THE TASK: Pick up the text on longcase clock care after its final sentence and keep writing it.

TEXT:
======
Geoffrey Walker Clocks

The care and maintenance of longcase clocks

Longcase clocks, are known as Grandfather clocks, and tall case clocks in the USA. If properly cared for, longcase clocks will give hundreds of years faithful service. Their value can only increase if they are looked after, and by seeking the services of a competent horologist, it is possible to maintain a clock in near original condition for a very long time indeed.

Moving the clock

Firstly, remove the pendulum and weights. This is crucial because otherwise the delicate suspension spring at the top of the pendulum rod will bend, or break. Remove the hood and gently lift the pendulum rod from inside the trunk. Check that the brass piece at the top of the thin suspension spring lifts completely clear of the bracket in which it sits, and let the pendulum down gently, making sure the large brass block at the bottom of the suspension spring passes through the slotted part through which it goes, called the crutch. The pendulum should descend freely. If it seems to stick, don't pull, just gently move the pendulum from side to side a little, making sure that the pendulum rod is not twisting, and it should come out.

The weights unhook from their pulleys. Winding the clock before removing the weights limits the degree of unravelling of the lines around the barrels.

If it is necessary to touch the movement (the works), wash and dry your hands thoroughly, because any fingerprints you leave behind will contain natural oils which will cause corrosion over time. For this reason horologists wear white cotton gloves when handling clock parts.

Cleaning

Cleaning should be confined to the dusting of the exterior of the clock case. In particular you should avoid dusting a dial. If a cleaning cloth catches the tip of one of the hands, it will bend the hands when pulled away. Once a hand has been bent it is seriously weakened and may break when it is bent back into place. Moreover, depending on the type of dial, a wiping action may smudge any ink (due to dampness in a cloth) or remove lacquer.

Setting the time

Use the tip of a finger to move the clock's minute hand. It is unsafe to turn the hands backwards past the hour. Avoid touching the surface of the dial. Acid from your hands will tarnish the brass. This may not be strictly true for a lacquered dial, but even if the dial is lacquered, the lacquer will eventually wear off. For clocks with rack striking, if it is necessary to turn the clock past 12 o'clock, pause at just after 12 and let it strike. Ideally this precaution is not necessary, because there is a mechanism in the clock to allow this to happen safely, but in my experience it is rarely set up correctly. If in doubt, wait until the striking has finished.

Clocks with count wheel striking should be advanced one hour at a time, to allow the striking to keep up with the indicated time. If the time indicated is between about 5 to the hour and the hour, the strike will have warned, and turning the hands back will allow the strike to run. This can be used to advantage where the clock has count wheel striking, which can get out of step with the time indicated. The striking can be advanced by turning the hands to 2 minutes to the hour and then turning them back to about quarter to the hour. This will trigger the next strike. With repeated steps the striking will eventually fall back into sync. Clocks with rack striking can never get out of sync.

The process of setting the time on a clock is formally known as hand-setting.

Winding

Winding thirty-hour clocks

Thirty-hour clocks do not have winding squares and are not wound with a key. When winding a thirty-hour clock it is necessary to pull down on the rope (or chain). The rope goes around the pulleys in an endless loop. Pull one of the sides that goes through the counterweight. Take some of the weight with the other hand as the rope/chain is pulled, to relieve the winding mechanism of some of the strain.
======
RAW DATA:
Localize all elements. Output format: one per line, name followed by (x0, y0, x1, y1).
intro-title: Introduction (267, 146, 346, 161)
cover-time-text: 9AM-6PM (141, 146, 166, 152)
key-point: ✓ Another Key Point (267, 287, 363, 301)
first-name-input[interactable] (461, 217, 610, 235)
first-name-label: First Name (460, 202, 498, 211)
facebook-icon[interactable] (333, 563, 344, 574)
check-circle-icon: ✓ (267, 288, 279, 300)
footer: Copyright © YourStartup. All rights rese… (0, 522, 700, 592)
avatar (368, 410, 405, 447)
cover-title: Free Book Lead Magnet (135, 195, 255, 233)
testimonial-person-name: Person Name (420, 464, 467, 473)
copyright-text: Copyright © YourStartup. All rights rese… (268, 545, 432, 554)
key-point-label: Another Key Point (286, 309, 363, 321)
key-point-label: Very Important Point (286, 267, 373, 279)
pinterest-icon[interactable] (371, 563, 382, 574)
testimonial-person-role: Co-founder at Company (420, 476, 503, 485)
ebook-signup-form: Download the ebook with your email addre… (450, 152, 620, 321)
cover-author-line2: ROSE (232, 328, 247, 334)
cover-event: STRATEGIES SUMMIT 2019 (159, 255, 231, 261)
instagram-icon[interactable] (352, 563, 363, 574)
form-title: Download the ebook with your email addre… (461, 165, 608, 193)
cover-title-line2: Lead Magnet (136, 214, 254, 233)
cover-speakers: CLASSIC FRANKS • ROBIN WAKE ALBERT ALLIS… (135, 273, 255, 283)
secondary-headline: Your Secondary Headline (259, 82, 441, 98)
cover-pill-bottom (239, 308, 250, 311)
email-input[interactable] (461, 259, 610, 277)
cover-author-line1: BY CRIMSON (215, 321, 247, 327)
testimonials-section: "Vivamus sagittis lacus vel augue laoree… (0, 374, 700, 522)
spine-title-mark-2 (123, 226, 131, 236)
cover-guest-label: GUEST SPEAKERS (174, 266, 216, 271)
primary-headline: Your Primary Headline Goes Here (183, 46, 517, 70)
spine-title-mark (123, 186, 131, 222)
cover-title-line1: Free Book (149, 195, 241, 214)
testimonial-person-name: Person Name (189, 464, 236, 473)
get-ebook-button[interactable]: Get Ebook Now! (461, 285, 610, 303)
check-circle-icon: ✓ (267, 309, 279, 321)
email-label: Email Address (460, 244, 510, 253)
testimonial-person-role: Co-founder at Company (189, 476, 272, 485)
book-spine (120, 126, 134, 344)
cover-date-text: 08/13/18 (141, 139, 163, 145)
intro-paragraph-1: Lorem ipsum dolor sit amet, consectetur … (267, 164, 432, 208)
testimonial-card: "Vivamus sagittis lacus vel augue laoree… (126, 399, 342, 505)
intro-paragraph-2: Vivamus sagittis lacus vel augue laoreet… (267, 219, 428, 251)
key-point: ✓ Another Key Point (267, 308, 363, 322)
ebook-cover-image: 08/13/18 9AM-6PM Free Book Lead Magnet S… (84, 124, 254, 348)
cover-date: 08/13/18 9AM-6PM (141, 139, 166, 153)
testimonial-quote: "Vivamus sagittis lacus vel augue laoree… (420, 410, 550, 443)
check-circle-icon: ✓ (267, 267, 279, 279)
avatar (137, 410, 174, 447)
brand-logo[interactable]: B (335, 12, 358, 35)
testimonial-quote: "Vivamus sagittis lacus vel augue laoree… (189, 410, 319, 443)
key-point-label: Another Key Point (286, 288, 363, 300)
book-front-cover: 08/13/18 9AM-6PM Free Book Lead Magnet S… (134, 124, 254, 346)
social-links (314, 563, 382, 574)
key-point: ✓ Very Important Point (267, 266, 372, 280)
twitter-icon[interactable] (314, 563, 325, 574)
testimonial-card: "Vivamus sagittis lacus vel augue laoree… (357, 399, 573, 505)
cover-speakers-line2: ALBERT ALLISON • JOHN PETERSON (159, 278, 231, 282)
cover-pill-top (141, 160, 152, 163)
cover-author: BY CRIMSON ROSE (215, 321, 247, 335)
======
EXERCISE RESULT:
Inherent in a thirty hour rope/chain winding mechanism is maintaining power. This keeps the wheels turning during the winding process.

Winding eight-day clocks

For eight-day clocks use a cranked winding key and wind more slowly as the weights approach the seat-board. Stop winding just before the weights touch the underside of the seat-board. If the clock will not go for eight days, the lines may be too short. Even worse, the clock may not be in its original case, which would have been taller and provided a longer drop for the weights. Note whether the 2 weights are level at the end of the week - if not then this may indicate there is a problem with the striking. The left hand weight is for the striking. If it is lower than the going weight on the right then this indicates that the strike train is not locking correctly and striking too many blows; if it is higher than the going weight then this indicates that the striking is not delivering the correct number of blows. It is worth placing a cushion (or other such shock absorber) in the bottom of the case. One day a line may break and the weight will drop to the bottom of the case. A shock absorber will minimise damage to the case, and soften the sound of the thud.

Few eight-day longcase clocks have maintaining power, and during winding there is no drive to the wheels to keep the hands turning.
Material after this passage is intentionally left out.